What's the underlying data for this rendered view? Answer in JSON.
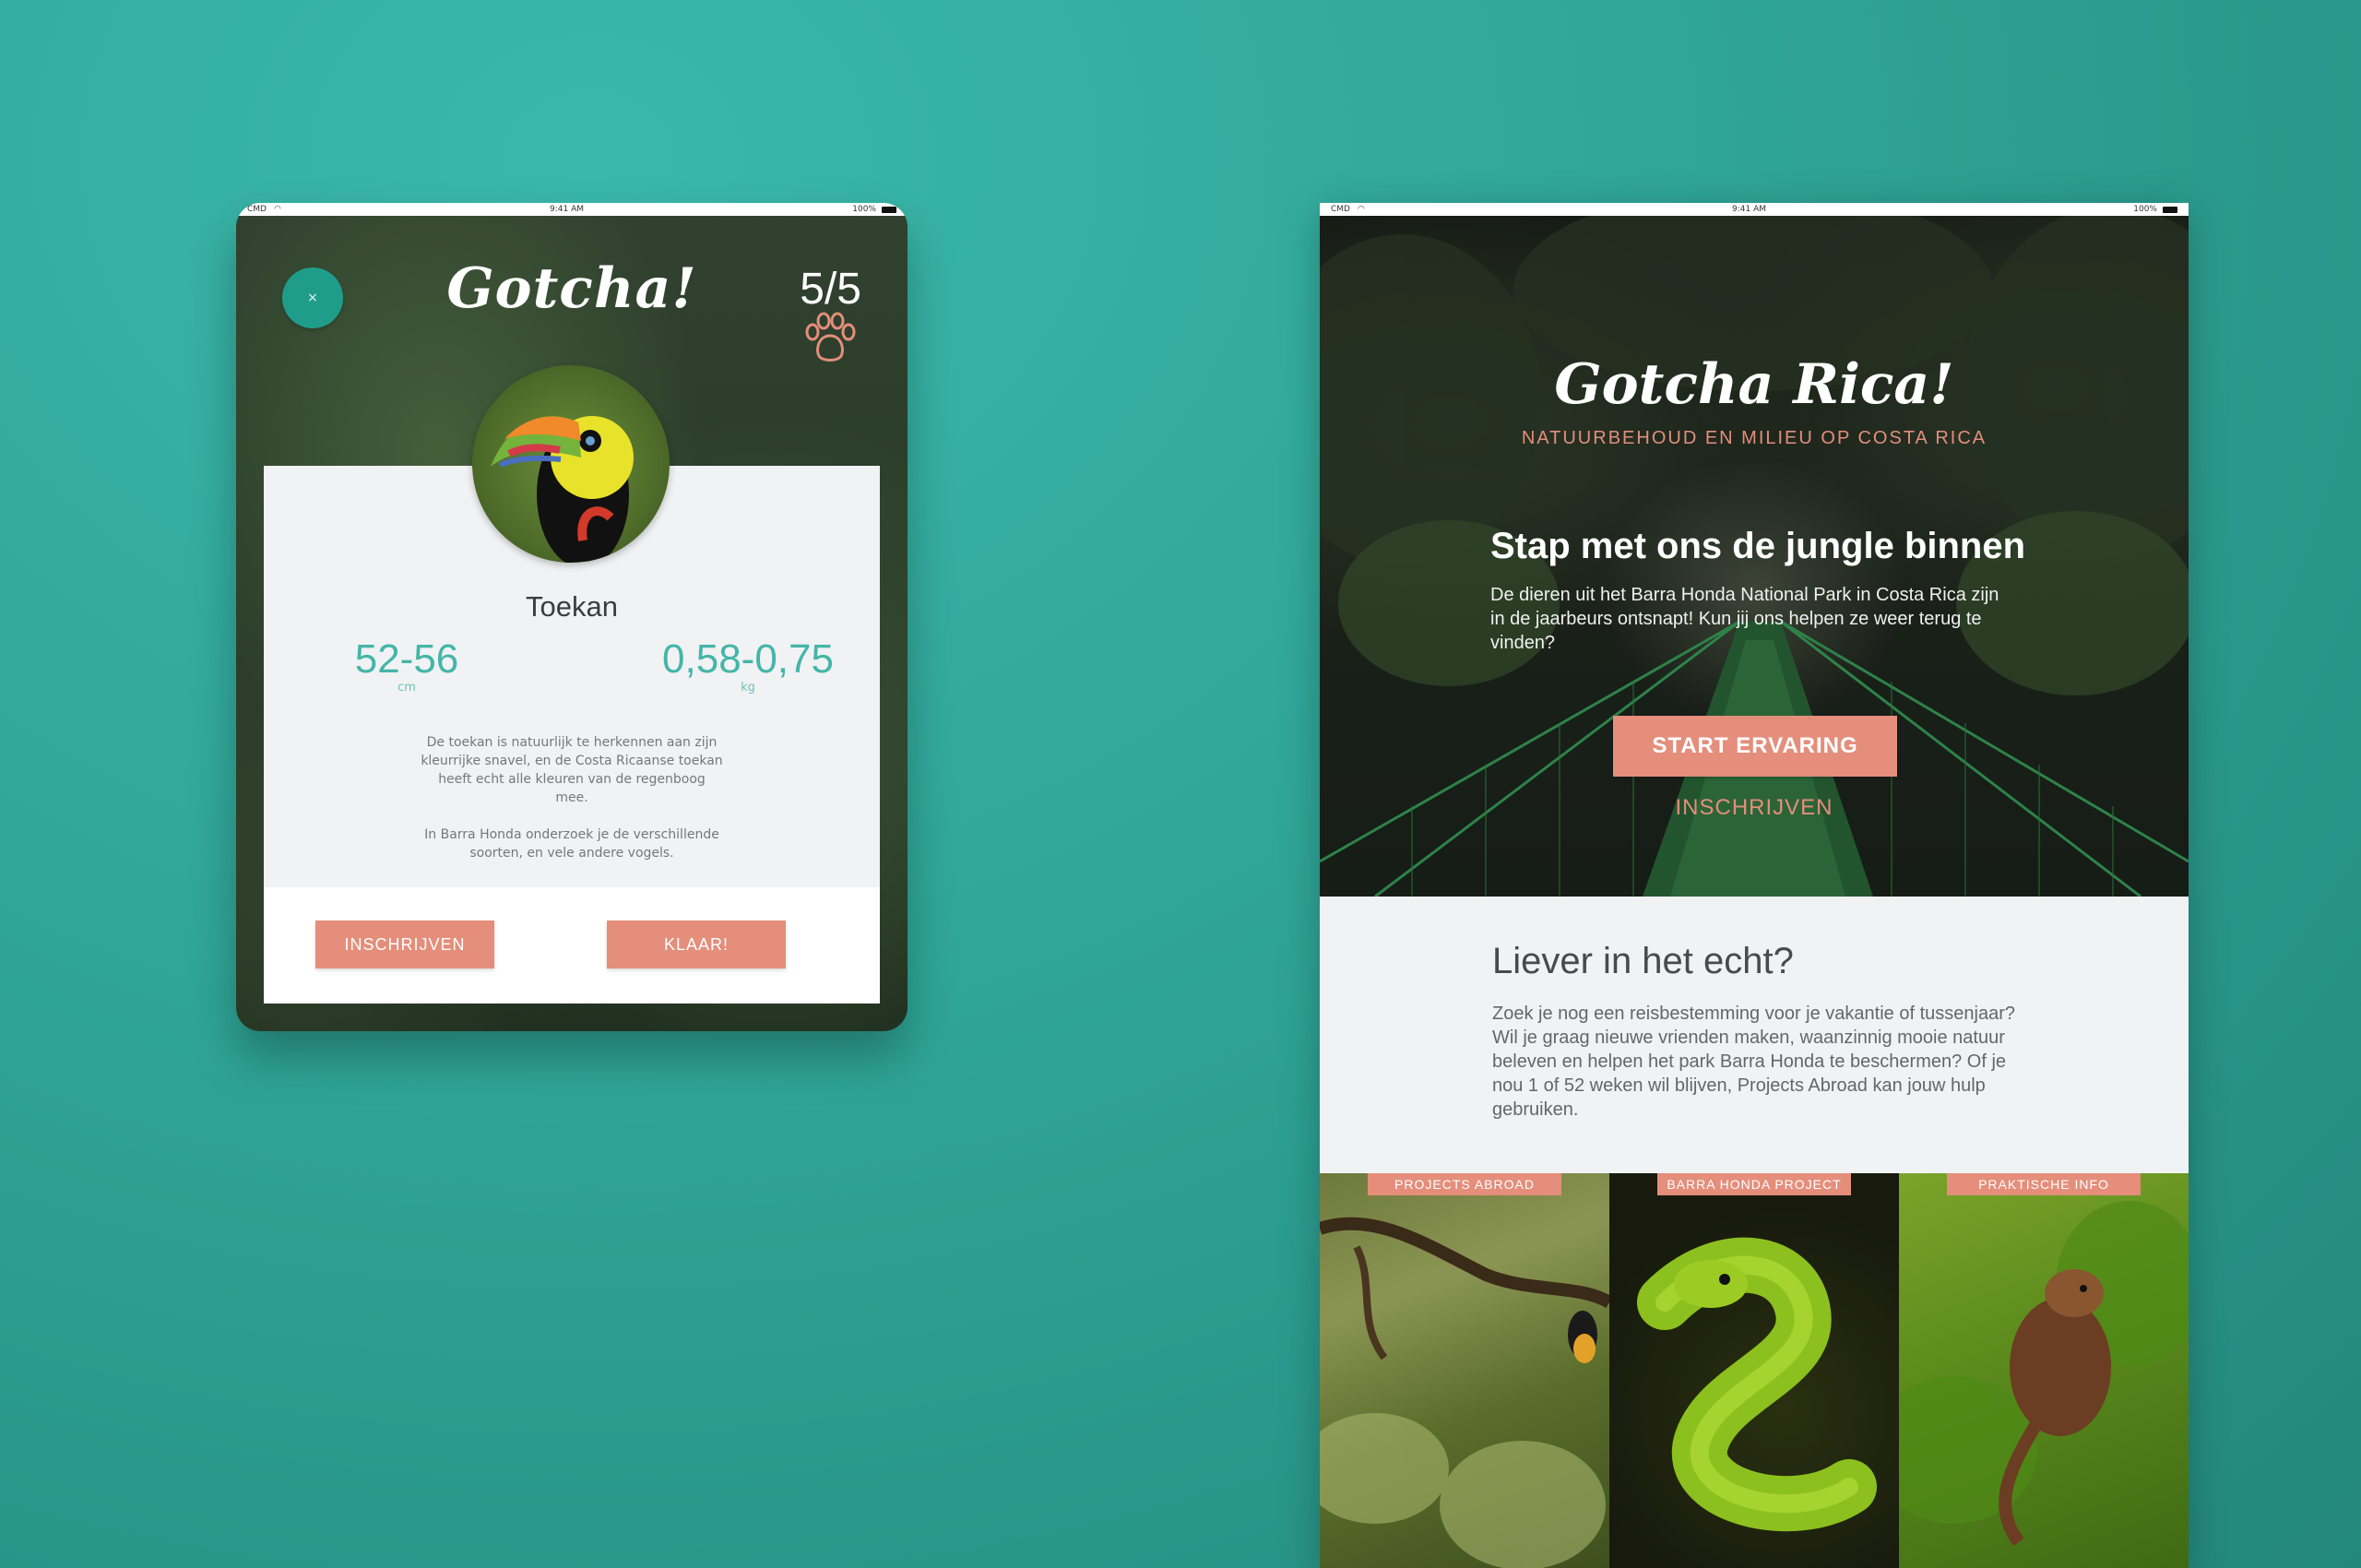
{
  "left_screen": {
    "status": {
      "carrier": "CMD",
      "time": "9:41 AM",
      "battery": "100%"
    },
    "close_label": "×",
    "logo": "Gotcha!",
    "progress": "5/5",
    "animal": {
      "name": "Toekan",
      "length_value": "52-56",
      "length_unit": "cm",
      "weight_value": "0,58-0,75",
      "weight_unit": "kg",
      "description_1": "De toekan is natuurlijk te herkennen aan zijn kleurrijke snavel, en de Costa Ricaanse toekan heeft echt alle kleuren van de regenboog mee.",
      "description_2": "In Barra Honda onderzoek je de verschillende soorten, en vele andere vogels."
    },
    "buttons": {
      "subscribe": "INSCHRIJVEN",
      "done": "KLAAR!"
    }
  },
  "right_screen": {
    "status": {
      "carrier": "CMD",
      "time": "9:41 AM",
      "battery": "100%"
    },
    "hero": {
      "logo": "Gotcha Rica!",
      "tagline": "NATUURBEHOUD EN MILIEU OP COSTA RICA",
      "title": "Stap met ons de jungle binnen",
      "text": "De dieren uit het Barra Honda National Park in Costa Rica zijn in de jaarbeurs ontsnapt! Kun jij ons helpen ze weer terug te vinden?",
      "start_button": "START ERVARING",
      "subscribe_link": "INSCHRIJVEN"
    },
    "real": {
      "title": "Liever in het echt?",
      "text": "Zoek je nog een reisbestemming voor je vakantie of tussenjaar? Wil je graag nieuwe vrienden maken, waanzinnig mooie natuur beleven en helpen het park Barra Honda te beschermen? Of je nou 1 of 52 weken wil blijven, Projects Abroad kan jouw hulp gebruiken."
    },
    "tiles": [
      {
        "label": "PROJECTS ABROAD"
      },
      {
        "label": "BARRA HONDA PROJECT"
      },
      {
        "label": "PRAKTISCHE INFO"
      }
    ]
  },
  "colors": {
    "accent_coral": "#e48e7b",
    "accent_teal": "#44b6a8",
    "background": "#2fa597"
  }
}
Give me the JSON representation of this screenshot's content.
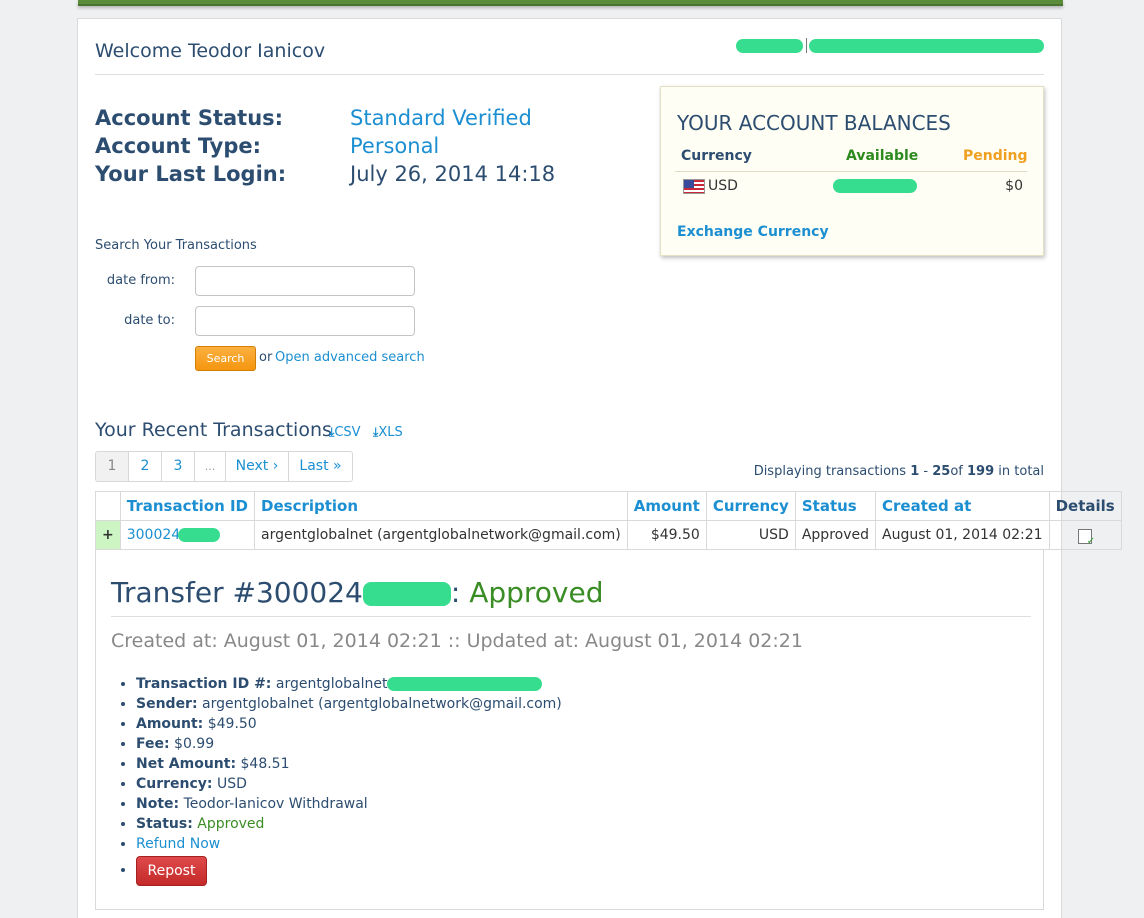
{
  "header": {
    "welcome": "Welcome Teodor Ianicov"
  },
  "account": {
    "status_label": "Account Status:",
    "status_value": "Standard Verified",
    "type_label": "Account Type:",
    "type_value": "Personal",
    "last_login_label": "Your Last Login:",
    "last_login_value": "July 26, 2014 14:18"
  },
  "balances": {
    "title": "YOUR ACCOUNT BALANCES",
    "col_currency": "Currency",
    "col_available": "Available",
    "col_pending": "Pending",
    "row_currency": "USD",
    "row_pending": "$0",
    "exchange_link": "Exchange Currency"
  },
  "search": {
    "title": "Search Your Transactions",
    "date_from_label": "date from:",
    "date_to_label": "date to:",
    "date_from_value": "",
    "date_to_value": "",
    "button": "Search",
    "or": "or",
    "advanced_link": "Open advanced search"
  },
  "recent": {
    "title": "Your Recent Transactions",
    "csv": "CSV",
    "xls": "XLS",
    "pager": [
      "1",
      "2",
      "3",
      "...",
      "Next ›",
      "Last »"
    ],
    "displaying_prefix": "Displaying transactions",
    "range_start": "1",
    "range_sep": "-",
    "range_end": "25",
    "of": "of",
    "total": "199",
    "in_total": "in total"
  },
  "table": {
    "headers": [
      "Transaction ID",
      "Description",
      "Amount",
      "Currency",
      "Status",
      "Created at",
      "Details"
    ],
    "row": {
      "expand": "+",
      "id": "300024",
      "description": "argentglobalnet (argentglobalnetwork@gmail.com)",
      "amount": "$49.50",
      "currency": "USD",
      "status": "Approved",
      "created": "August 01, 2014 02:21"
    }
  },
  "detail": {
    "title_prefix": "Transfer #300024",
    "title_sep": ":",
    "title_status": "Approved",
    "created_line": "Created at: August 01, 2014 02:21 :: Updated at: August 01, 2014 02:21",
    "transaction_id_label": "Transaction ID #:",
    "transaction_id_value": "argentglobalnet",
    "sender_label": "Sender:",
    "sender_value": "argentglobalnet (argentglobalnetwork@gmail.com)",
    "amount_label": "Amount:",
    "amount_value": "$49.50",
    "fee_label": "Fee:",
    "fee_value": "$0.99",
    "net_label": "Net Amount:",
    "net_value": "$48.51",
    "currency_label": "Currency:",
    "currency_value": "USD",
    "note_label": "Note:",
    "note_value": "Teodor-Ianicov Withdrawal",
    "status_label": "Status:",
    "status_value": "Approved",
    "refund_link": "Refund Now",
    "repost_button": "Repost"
  },
  "icons": {
    "download": "download-icon",
    "flag": "us-flag-icon",
    "details": "details-icon"
  },
  "colors": {
    "link": "#1b8fd1",
    "approved": "#3a8c25",
    "pending": "#f0a020",
    "available": "#2d8a1f",
    "search_button": "#f5960f",
    "repost_button": "#c42a2a",
    "redaction": "#37dd8f"
  }
}
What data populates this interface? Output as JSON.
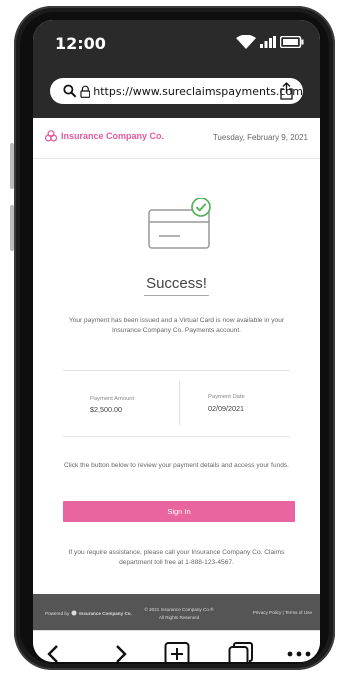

+++++

*Goal of the exercise:*
Reproduce every record above exactly, omitting the pictures.

*Written solution:*
What's the underlying data for this rendered view? Answer in JSON.
{
  "left_screen": {
    "status": {
      "carrier": "CMD",
      "time": "9:41 AM",
      "battery": "100%"
    },
    "close_label": "×",
    "logo": "Gotcha!",
    "progress": "5/5",
    "animal": {
      "name": "Toekan",
      "length_value": "52-56",
      "length_unit": "cm",
      "weight_value": "0,58-0,75",
      "weight_unit": "kg",
      "description_1": "De toekan is natuurlijk te herkennen aan zijn kleurrijke snavel, en de Costa Ricaanse toekan heeft echt alle kleuren van de regenboog mee.",
      "description_2": "In Barra Honda onderzoek je de verschillende soorten, en vele andere vogels."
    },
    "buttons": {
      "subscribe": "INSCHRIJVEN",
      "done": "KLAAR!"
    }
  },
  "right_screen": {
    "status": {
      "carrier": "CMD",
      "time": "9:41 AM",
      "battery": "100%"
    },
    "hero": {
      "logo": "Gotcha Rica!",
      "tagline": "NATUURBEHOUD EN MILIEU OP COSTA RICA",
      "title": "Stap met ons de jungle binnen",
      "text": "De dieren uit het Barra Honda National Park in Costa Rica zijn in de jaarbeurs ontsnapt! Kun jij ons helpen ze weer terug te vinden?",
      "start_button": "START ERVARING",
      "subscribe_link": "INSCHRIJVEN"
    },
    "real": {
      "title": "Liever in het echt?",
      "text": "Zoek je nog een reisbestemming voor je vakantie of tussenjaar? Wil je graag nieuwe vrienden maken, waanzinnig mooie natuur beleven en helpen het park Barra Honda te beschermen? Of je nou 1 of 52 weken wil blijven, Projects Abroad kan jouw hulp gebruiken."
    },
    "tiles": [
      {
        "label": "PROJECTS ABROAD"
      },
      {
        "label": "BARRA HONDA PROJECT"
      },
      {
        "label": "PRAKTISCHE INFO"
      }
    ]
  },
  "colors": {
    "accent_coral": "#e48e7b",
    "accent_teal": "#44b6a8",
    "background": "#2fa597"
  }
}
Give me the JSON representation of this screenshot's content.
{
  "header": {
    "welcome": "Welcome Teodor Ianicov"
  },
  "account": {
    "status_label": "Account Status:",
    "status_value": "Standard Verified",
    "type_label": "Account Type:",
    "type_value": "Personal",
    "last_login_label": "Your Last Login:",
    "last_login_value": "July 26, 2014 14:18"
  },
  "balances": {
    "title": "YOUR ACCOUNT BALANCES",
    "col_currency": "Currency",
    "col_available": "Available",
    "col_pending": "Pending",
    "row_currency": "USD",
    "row_pending": "$0",
    "exchange_link": "Exchange Currency"
  },
  "search": {
    "title": "Search Your Transactions",
    "date_from_label": "date from:",
    "date_to_label": "date to:",
    "date_from_value": "",
    "date_to_value": "",
    "button": "Search",
    "or": "or",
    "advanced_link": "Open advanced search"
  },
  "recent": {
    "title": "Your Recent Transactions",
    "csv": "CSV",
    "xls": "XLS",
    "pager": [
      "1",
      "2",
      "3",
      "...",
      "Next ›",
      "Last »"
    ],
    "displaying_prefix": "Displaying transactions",
    "range_start": "1",
    "range_sep": "-",
    "range_end": "25",
    "of": "of",
    "total": "199",
    "in_total": "in total"
  },
  "table": {
    "headers": [
      "Transaction ID",
      "Description",
      "Amount",
      "Currency",
      "Status",
      "Created at",
      "Details"
    ],
    "row": {
      "expand": "+",
      "id": "300024",
      "description": "argentglobalnet (argentglobalnetwork@gmail.com)",
      "amount": "$49.50",
      "currency": "USD",
      "status": "Approved",
      "created": "August 01, 2014 02:21"
    }
  },
  "detail": {
    "title_prefix": "Transfer #300024",
    "title_sep": ":",
    "title_status": "Approved",
    "created_line": "Created at: August 01, 2014 02:21 :: Updated at: August 01, 2014 02:21",
    "transaction_id_label": "Transaction ID #:",
    "transaction_id_value": "argentglobalnet",
    "sender_label": "Sender:",
    "sender_value": "argentglobalnet (argentglobalnetwork@gmail.com)",
    "amount_label": "Amount:",
    "amount_value": "$49.50",
    "fee_label": "Fee:",
    "fee_value": "$0.99",
    "net_label": "Net Amount:",
    "net_value": "$48.51",
    "currency_label": "Currency:",
    "currency_value": "USD",
    "note_label": "Note:",
    "note_value": "Teodor-Ianicov Withdrawal",
    "status_label": "Status:",
    "status_value": "Approved",
    "refund_link": "Refund Now",
    "repost_button": "Repost"
  },
  "icons": {
    "download": "download-icon",
    "flag": "us-flag-icon",
    "details": "details-icon"
  },
  "colors": {
    "link": "#1b8fd1",
    "approved": "#3a8c25",
    "pending": "#f0a020",
    "available": "#2d8a1f",
    "search_button": "#f5960f",
    "repost_button": "#c42a2a",
    "redaction": "#37dd8f"
  }
}
What data populates this interface? Output as JSON.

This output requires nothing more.